## TASK DETAILS
Leave the pictures out, and retype all of the material exactly as written.

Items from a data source
--------------------------------
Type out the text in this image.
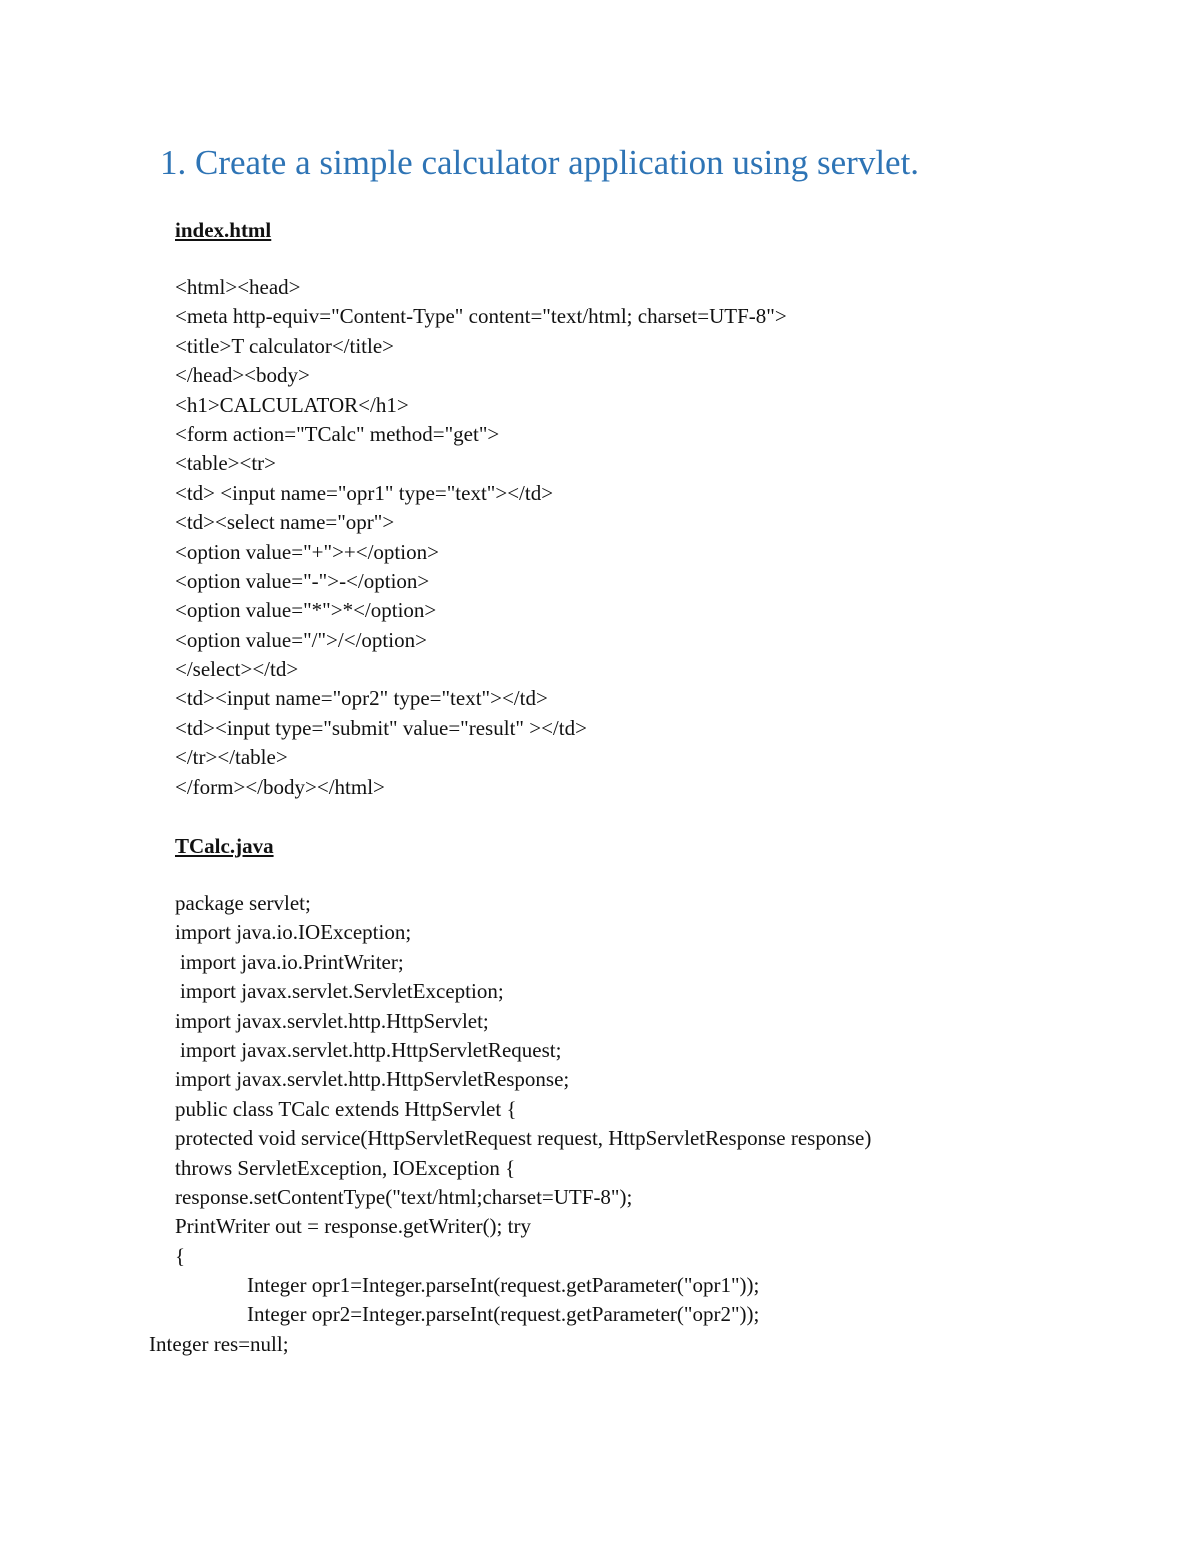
1. Create a simple calculator application using servlet.
index.html
<html><head>
<meta http-equiv="Content-Type" content="text/html; charset=UTF-8">
<title>T calculator</title>
</head><body>
<h1>CALCULATOR</h1>
<form action="TCalc" method="get">
<table><tr>
<td> <input name="opr1" type="text"></td>
<td><select name="opr">
<option value="+">+</option>
<option value="-">-</option>
<option value="*">*</option>
<option value="/">/</option>
</select></td>
<td><input name="opr2" type="text"></td>
<td><input type="submit" value="result" ></td>
</tr></table>
</form></body></html>
TCalc.java
package servlet;
import java.io.IOException;
import java.io.PrintWriter;
import javax.servlet.ServletException;
import javax.servlet.http.HttpServlet;
import javax.servlet.http.HttpServletRequest;
import javax.servlet.http.HttpServletResponse;
public class TCalc extends HttpServlet {
protected void service(HttpServletRequest request, HttpServletResponse response)
throws ServletException, IOException {
response.setContentType("text/html;charset=UTF-8");
PrintWriter out = response.getWriter(); try
{
Integer opr1=Integer.parseInt(request.getParameter("opr1"));
Integer opr2=Integer.parseInt(request.getParameter("opr2"));
Integer res=null;
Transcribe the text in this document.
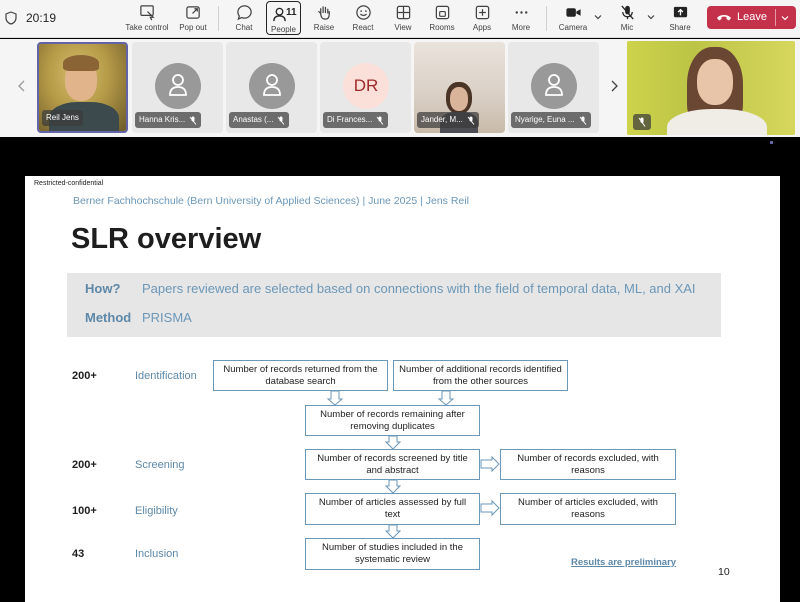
20:19
Take control	Pop out	Chat
11
People	Raise	React	View	Rooms	Apps	More	Camera	Mic	Share
Leave
Reil Jens	Hanna Kris...	Anastas (...
DR
Di Frances...	Jander, M...	Nyarige, Euna ...
Restricted-confidential
Berner Fachhochschule (Bern University of Applied Sciences) | June 2025 | Jens Reil
SLR overview
How? Papers reviewed are selected based on connections with the field of temporal data, ML, and XAI
Method PRISMA
200+	Identification
200+	Screening
100+	Eligibility
43	Inclusion
Number of records returned from the database search
Number of additional records identified from the other sources
Number of records remaining after removing duplicates
Number of records screened by title and abstract
Number of records excluded, with reasons
Number of articles assessed by full text
Number of articles excluded, with reasons
Number of studies included in the systematic review	Results are preliminary
10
--------------------------------
## TASK RESULT
Type out the text in this image.
1. Create a simple calculator application using servlet.
index.html
<html><head>
<meta http-equiv="Content-Type" content="text/html; charset=UTF-8">
<title>T calculator</title>
</head><body>
<h1>CALCULATOR</h1>
<form action="TCalc" method="get">
<table><tr>
<td> <input name="opr1" type="text"></td>
<td><select name="opr">
<option value="+">+</option>
<option value="-">-</option>
<option value="*">*</option>
<option value="/">/</option>
</select></td>
<td><input name="opr2" type="text"></td>
<td><input type="submit" value="result" ></td>
</tr></table>
</form></body></html>
TCalc.java
package servlet;
import java.io.IOException;
import java.io.PrintWriter;
import javax.servlet.ServletException;
import javax.servlet.http.HttpServlet;
import javax.servlet.http.HttpServletRequest;
import javax.servlet.http.HttpServletResponse;
public class TCalc extends HttpServlet {
protected void service(HttpServletRequest request, HttpServletResponse response)
throws ServletException, IOException {
response.setContentType("text/html;charset=UTF-8");
PrintWriter out = response.getWriter(); try
{
Integer opr1=Integer.parseInt(request.getParameter("opr1"));
Integer opr2=Integer.parseInt(request.getParameter("opr2"));
Integer res=null;
Transcribe the text in this document.
20:19
Take control	Pop out	Chat
11
People	Raise	React	View	Rooms	Apps	More	Camera	Mic	Share
Leave
Reil Jens	Hanna Kris...	Anastas (...
DR
Di Frances...	Jander, M...	Nyarige, Euna ...
Restricted-confidential
Berner Fachhochschule (Bern University of Applied Sciences) | June 2025 | Jens Reil
SLR overview
How? Papers reviewed are selected based on connections with the field of temporal data, ML, and XAI
Method PRISMA
200+	Identification
200+	Screening
100+	Eligibility
43	Inclusion
Number of records returned from the database search
Number of additional records identified from the other sources
Number of records remaining after removing duplicates
Number of records screened by title and abstract
Number of records excluded, with reasons
Number of articles assessed by full text
Number of articles excluded, with reasons
Number of studies included in the systematic review	Results are preliminary
10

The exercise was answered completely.